- Set task -
Answer with one number: the count of lines in the listing below that hold the word "pattern".
═══ Exercise data ═══
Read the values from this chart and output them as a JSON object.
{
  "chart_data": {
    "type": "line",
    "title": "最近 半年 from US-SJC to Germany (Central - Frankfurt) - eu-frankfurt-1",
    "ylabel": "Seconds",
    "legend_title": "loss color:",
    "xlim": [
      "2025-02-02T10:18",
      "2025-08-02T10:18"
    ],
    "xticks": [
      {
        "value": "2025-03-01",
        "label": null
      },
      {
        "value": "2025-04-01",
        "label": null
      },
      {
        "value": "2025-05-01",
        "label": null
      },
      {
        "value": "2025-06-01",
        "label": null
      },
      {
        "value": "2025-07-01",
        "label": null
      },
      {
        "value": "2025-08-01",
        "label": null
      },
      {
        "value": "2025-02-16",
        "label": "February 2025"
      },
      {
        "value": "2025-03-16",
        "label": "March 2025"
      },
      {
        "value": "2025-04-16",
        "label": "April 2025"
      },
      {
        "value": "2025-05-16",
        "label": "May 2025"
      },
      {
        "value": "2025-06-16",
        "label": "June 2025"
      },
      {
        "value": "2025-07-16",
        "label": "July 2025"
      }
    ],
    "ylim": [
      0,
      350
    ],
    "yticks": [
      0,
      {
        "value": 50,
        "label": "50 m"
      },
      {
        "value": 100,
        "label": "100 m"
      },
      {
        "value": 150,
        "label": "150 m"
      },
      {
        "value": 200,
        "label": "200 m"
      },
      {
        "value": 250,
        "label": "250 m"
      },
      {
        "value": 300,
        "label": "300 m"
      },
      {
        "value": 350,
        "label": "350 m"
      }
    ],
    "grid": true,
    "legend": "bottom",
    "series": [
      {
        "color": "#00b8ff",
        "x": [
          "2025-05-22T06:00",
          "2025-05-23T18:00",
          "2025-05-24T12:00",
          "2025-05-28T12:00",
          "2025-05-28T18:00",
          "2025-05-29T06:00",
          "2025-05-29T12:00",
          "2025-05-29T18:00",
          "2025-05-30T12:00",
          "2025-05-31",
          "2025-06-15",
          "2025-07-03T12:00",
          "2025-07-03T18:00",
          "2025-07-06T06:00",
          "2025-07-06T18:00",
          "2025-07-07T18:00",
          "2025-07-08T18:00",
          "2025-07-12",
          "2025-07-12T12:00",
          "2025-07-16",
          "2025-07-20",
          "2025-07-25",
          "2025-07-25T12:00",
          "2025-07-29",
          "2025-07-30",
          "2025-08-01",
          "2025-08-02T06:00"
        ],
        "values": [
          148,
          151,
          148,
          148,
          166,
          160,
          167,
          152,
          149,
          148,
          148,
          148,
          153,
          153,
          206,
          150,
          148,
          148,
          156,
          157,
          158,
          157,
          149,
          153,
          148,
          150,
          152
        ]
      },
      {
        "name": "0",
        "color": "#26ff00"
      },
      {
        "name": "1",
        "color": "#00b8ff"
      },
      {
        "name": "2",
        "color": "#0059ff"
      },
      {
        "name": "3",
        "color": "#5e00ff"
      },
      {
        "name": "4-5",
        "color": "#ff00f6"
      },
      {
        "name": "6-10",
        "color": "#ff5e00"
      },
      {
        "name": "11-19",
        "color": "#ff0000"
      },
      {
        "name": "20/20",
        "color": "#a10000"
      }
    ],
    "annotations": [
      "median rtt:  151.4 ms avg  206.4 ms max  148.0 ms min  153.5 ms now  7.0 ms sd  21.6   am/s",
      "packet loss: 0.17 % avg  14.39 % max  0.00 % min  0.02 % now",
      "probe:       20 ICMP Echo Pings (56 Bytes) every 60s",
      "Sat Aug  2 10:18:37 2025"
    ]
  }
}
═══
═══ Exercise data ═══
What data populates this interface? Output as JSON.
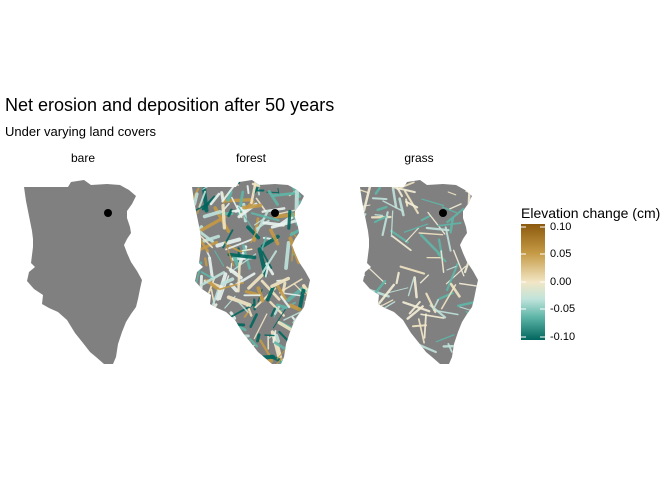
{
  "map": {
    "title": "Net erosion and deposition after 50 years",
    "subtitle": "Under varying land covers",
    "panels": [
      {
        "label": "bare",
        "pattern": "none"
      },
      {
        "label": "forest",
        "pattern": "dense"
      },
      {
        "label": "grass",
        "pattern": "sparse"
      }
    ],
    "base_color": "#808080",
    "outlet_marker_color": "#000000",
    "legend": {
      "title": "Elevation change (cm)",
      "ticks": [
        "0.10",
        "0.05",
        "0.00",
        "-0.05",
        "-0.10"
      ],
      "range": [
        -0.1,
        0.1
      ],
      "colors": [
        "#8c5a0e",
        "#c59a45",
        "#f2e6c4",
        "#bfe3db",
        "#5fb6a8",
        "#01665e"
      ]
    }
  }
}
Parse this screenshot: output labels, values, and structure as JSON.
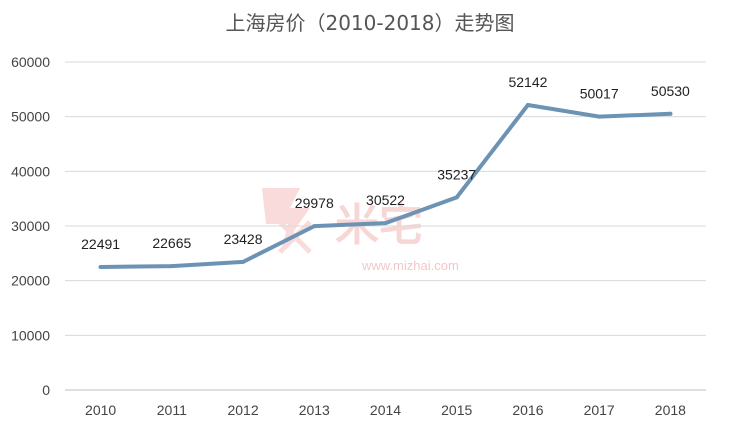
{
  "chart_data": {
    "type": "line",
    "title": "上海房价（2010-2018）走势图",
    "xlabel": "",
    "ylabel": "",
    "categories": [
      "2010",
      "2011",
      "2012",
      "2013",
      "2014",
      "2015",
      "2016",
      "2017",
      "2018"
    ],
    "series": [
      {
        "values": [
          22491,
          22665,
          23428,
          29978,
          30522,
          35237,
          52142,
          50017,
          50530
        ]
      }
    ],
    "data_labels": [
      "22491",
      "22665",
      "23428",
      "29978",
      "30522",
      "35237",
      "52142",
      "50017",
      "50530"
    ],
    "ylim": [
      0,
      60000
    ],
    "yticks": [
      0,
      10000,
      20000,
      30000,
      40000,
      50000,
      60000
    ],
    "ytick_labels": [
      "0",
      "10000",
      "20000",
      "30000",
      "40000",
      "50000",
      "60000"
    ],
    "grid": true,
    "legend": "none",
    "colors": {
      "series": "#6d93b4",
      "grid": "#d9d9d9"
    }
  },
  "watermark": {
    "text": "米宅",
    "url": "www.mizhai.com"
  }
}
═══
- Exercise answer -
3